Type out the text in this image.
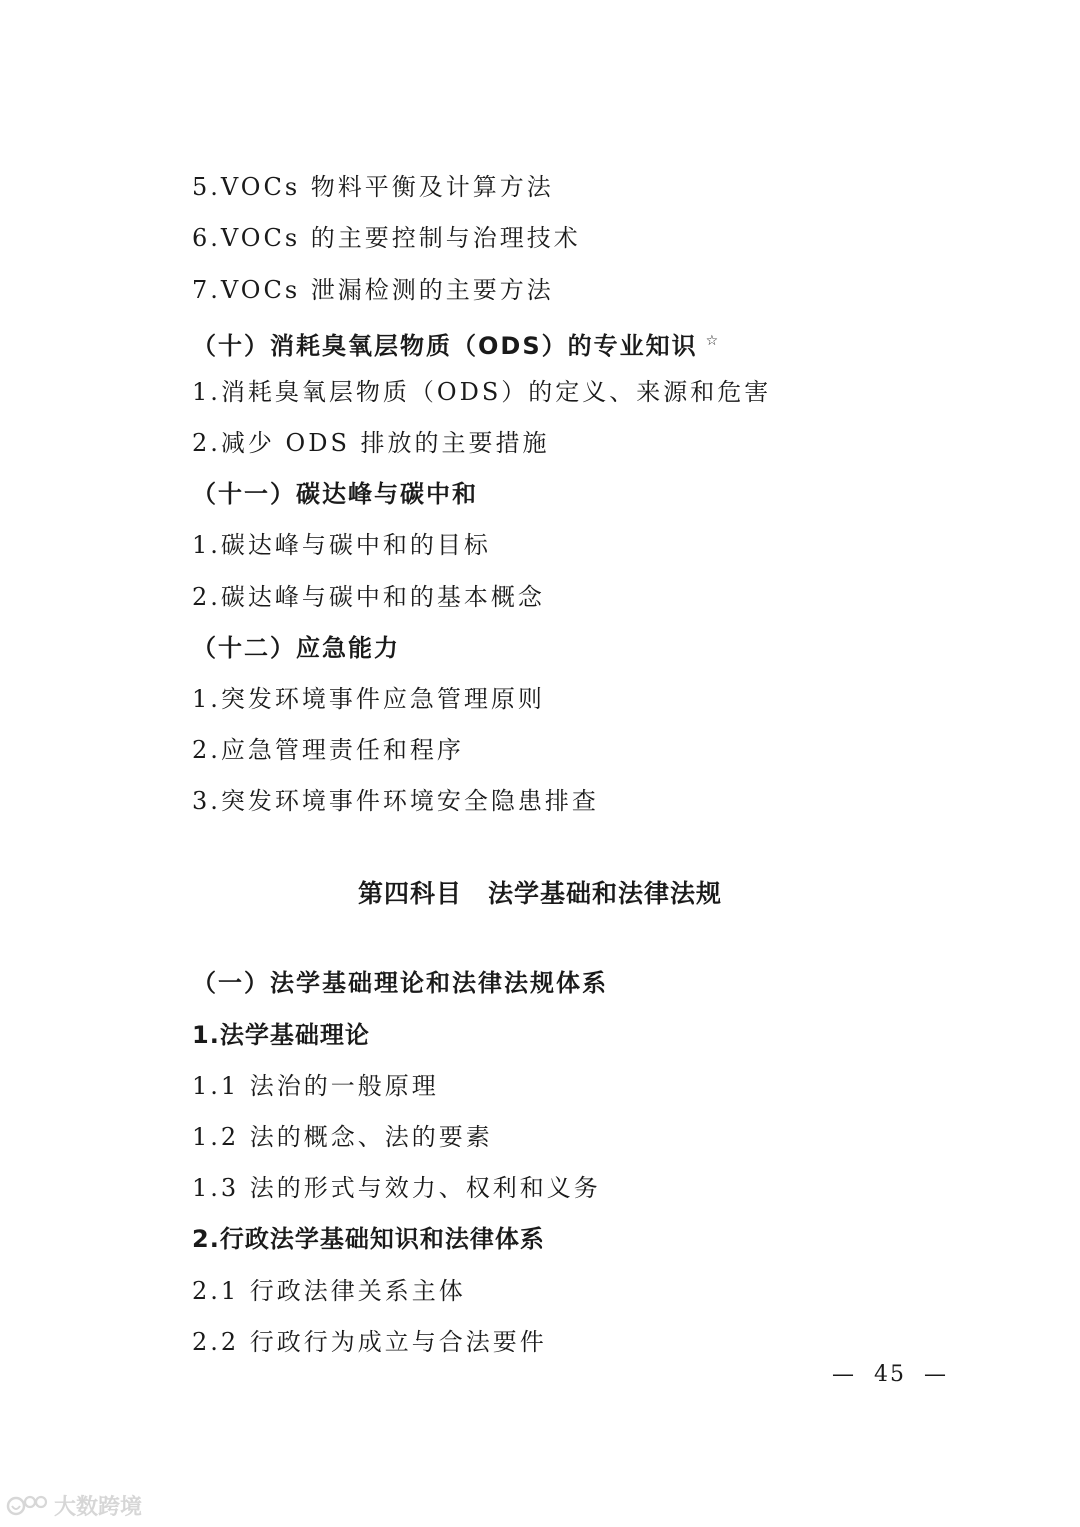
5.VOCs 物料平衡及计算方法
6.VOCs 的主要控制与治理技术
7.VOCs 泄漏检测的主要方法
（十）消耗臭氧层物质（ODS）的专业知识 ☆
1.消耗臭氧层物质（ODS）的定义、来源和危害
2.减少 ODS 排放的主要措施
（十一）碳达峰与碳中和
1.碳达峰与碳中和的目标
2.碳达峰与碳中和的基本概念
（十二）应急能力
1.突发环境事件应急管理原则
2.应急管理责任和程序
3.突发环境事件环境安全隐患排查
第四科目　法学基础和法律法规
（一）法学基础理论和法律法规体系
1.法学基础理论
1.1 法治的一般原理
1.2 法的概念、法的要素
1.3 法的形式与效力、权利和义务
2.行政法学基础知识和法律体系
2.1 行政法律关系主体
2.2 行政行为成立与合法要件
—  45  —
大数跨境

> _EXERCISE AIM_
Extract all lines that hold the word "VOCs".

> _EXPECTED ANSWER_
5.VOCs 物料平衡及计算方法
6.VOCs 的主要控制与治理技术
7.VOCs 泄漏检测的主要方法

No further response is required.